* Start Data to use *

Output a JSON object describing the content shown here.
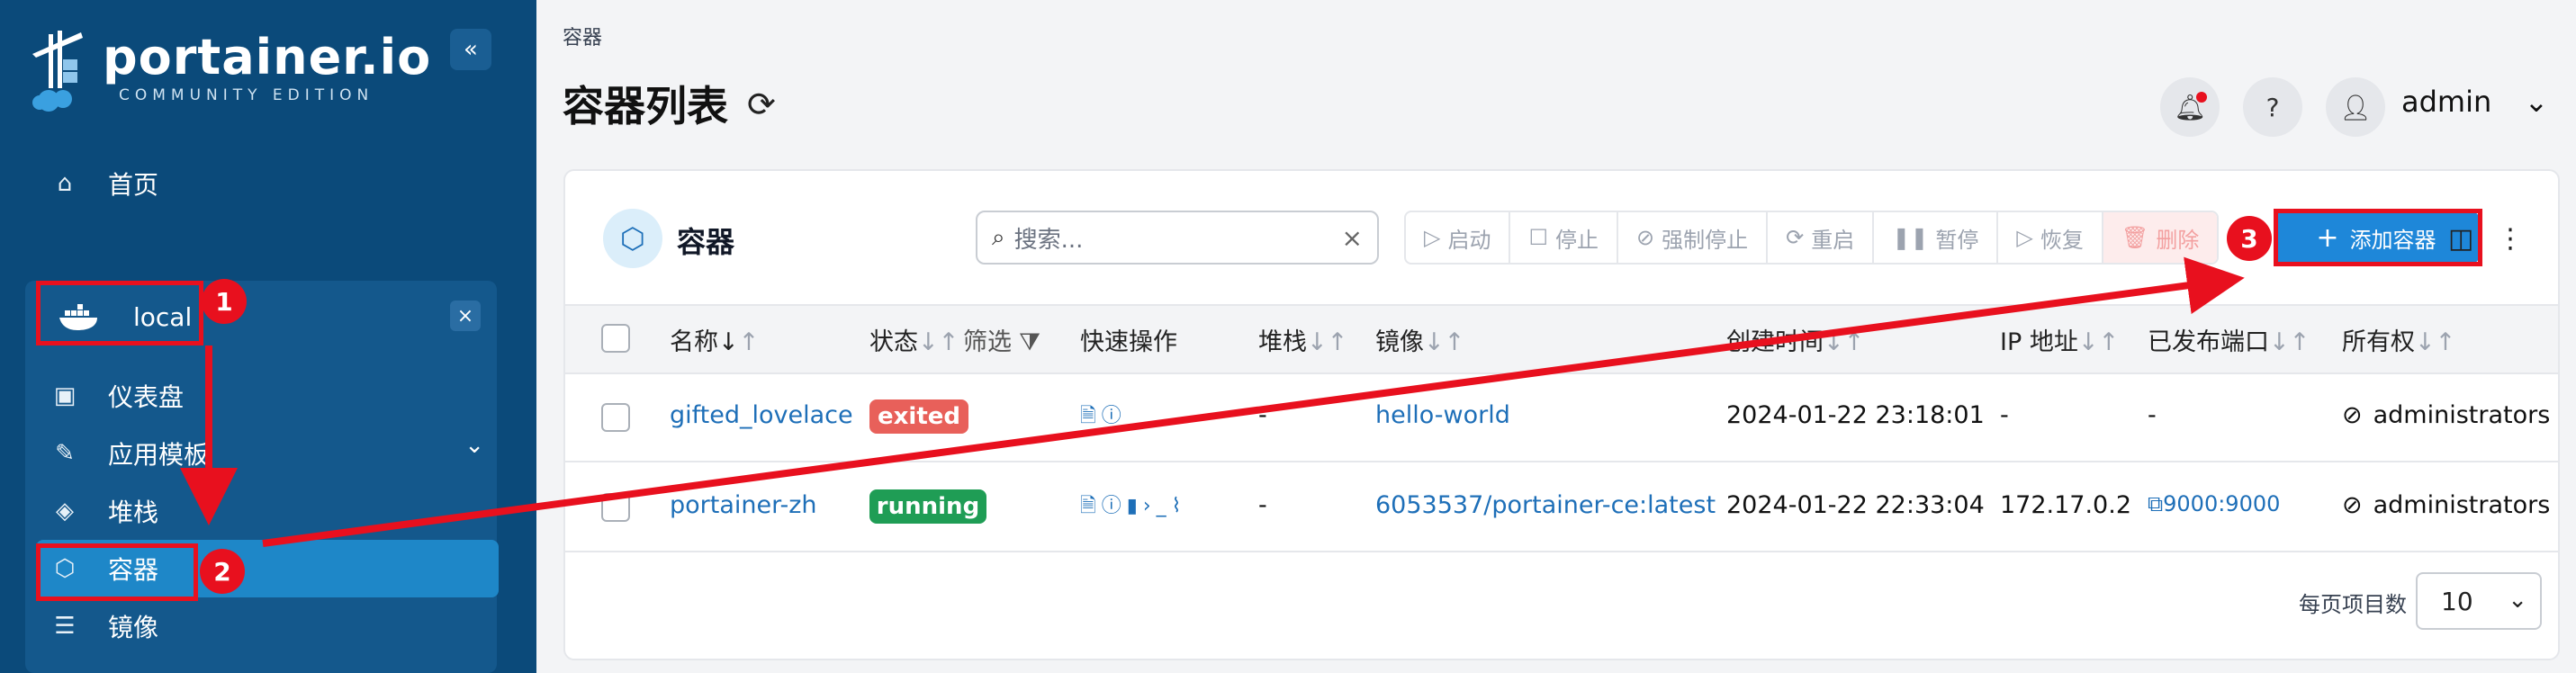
{
  "sidebar": {
    "logo_text": "portainer.io",
    "logo_subtitle": "COMMUNITY EDITION",
    "collapse_icon": "«",
    "home_label": "首页",
    "environment": {
      "name": "local",
      "close_icon": "×"
    },
    "items": [
      {
        "label": "仪表盘"
      },
      {
        "label": "应用模板"
      },
      {
        "label": "堆栈"
      },
      {
        "label": "容器"
      },
      {
        "label": "镜像"
      }
    ]
  },
  "header": {
    "breadcrumb": "容器",
    "title": "容器列表",
    "user": "admin"
  },
  "card": {
    "title": "容器",
    "search_placeholder": "搜索...",
    "toolbar": [
      "启动",
      "停止",
      "强制停止",
      "重启",
      "暂停",
      "恢复",
      "删除"
    ],
    "add_button": "添加容器"
  },
  "table": {
    "columns": [
      "名称",
      "状态",
      "筛选",
      "快速操作",
      "堆栈",
      "镜像",
      "创建时间",
      "IP 地址",
      "已发布端口",
      "所有权"
    ],
    "rows": [
      {
        "name": "gifted_lovelace",
        "status": "exited",
        "stack": "-",
        "image": "hello-world",
        "created": "2024-01-22 23:18:01",
        "ip": "-",
        "ports": "-",
        "ownership": "administrators"
      },
      {
        "name": "portainer-zh",
        "status": "running",
        "stack": "-",
        "image": "6053537/portainer-ce:latest",
        "created": "2024-01-22 22:33:04",
        "ip": "172.17.0.2",
        "ports": "9000:9000",
        "ownership": "administrators"
      }
    ],
    "per_page_label": "每页项目数",
    "per_page_value": "10"
  },
  "annotations": [
    "1",
    "2",
    "3"
  ],
  "colors": {
    "sidebar": "#0b4a7a",
    "accent": "#1e87d9",
    "exited": "#e8605a",
    "running": "#1f9d55",
    "annotation": "#e8101e"
  }
}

* End Data to use *

**Task to carry out**
Every entry above should be duplicated exactly. Do not include the images.

**Correct answer**
Output a JSON object describing the content shown here.
{
  "sidebar": {
    "logo_text": "portainer.io",
    "logo_subtitle": "COMMUNITY EDITION",
    "collapse_icon": "«",
    "home_label": "首页",
    "environment": {
      "name": "local",
      "close_icon": "×"
    },
    "items": [
      {
        "label": "仪表盘"
      },
      {
        "label": "应用模板"
      },
      {
        "label": "堆栈"
      },
      {
        "label": "容器"
      },
      {
        "label": "镜像"
      }
    ]
  },
  "header": {
    "breadcrumb": "容器",
    "title": "容器列表",
    "user": "admin"
  },
  "card": {
    "title": "容器",
    "search_placeholder": "搜索...",
    "toolbar": [
      "启动",
      "停止",
      "强制停止",
      "重启",
      "暂停",
      "恢复",
      "删除"
    ],
    "add_button": "添加容器"
  },
  "table": {
    "columns": [
      "名称",
      "状态",
      "筛选",
      "快速操作",
      "堆栈",
      "镜像",
      "创建时间",
      "IP 地址",
      "已发布端口",
      "所有权"
    ],
    "rows": [
      {
        "name": "gifted_lovelace",
        "status": "exited",
        "stack": "-",
        "image": "hello-world",
        "created": "2024-01-22 23:18:01",
        "ip": "-",
        "ports": "-",
        "ownership": "administrators"
      },
      {
        "name": "portainer-zh",
        "status": "running",
        "stack": "-",
        "image": "6053537/portainer-ce:latest",
        "created": "2024-01-22 22:33:04",
        "ip": "172.17.0.2",
        "ports": "9000:9000",
        "ownership": "administrators"
      }
    ],
    "per_page_label": "每页项目数",
    "per_page_value": "10"
  },
  "annotations": [
    "1",
    "2",
    "3"
  ],
  "colors": {
    "sidebar": "#0b4a7a",
    "accent": "#1e87d9",
    "exited": "#e8605a",
    "running": "#1f9d55",
    "annotation": "#e8101e"
  }
}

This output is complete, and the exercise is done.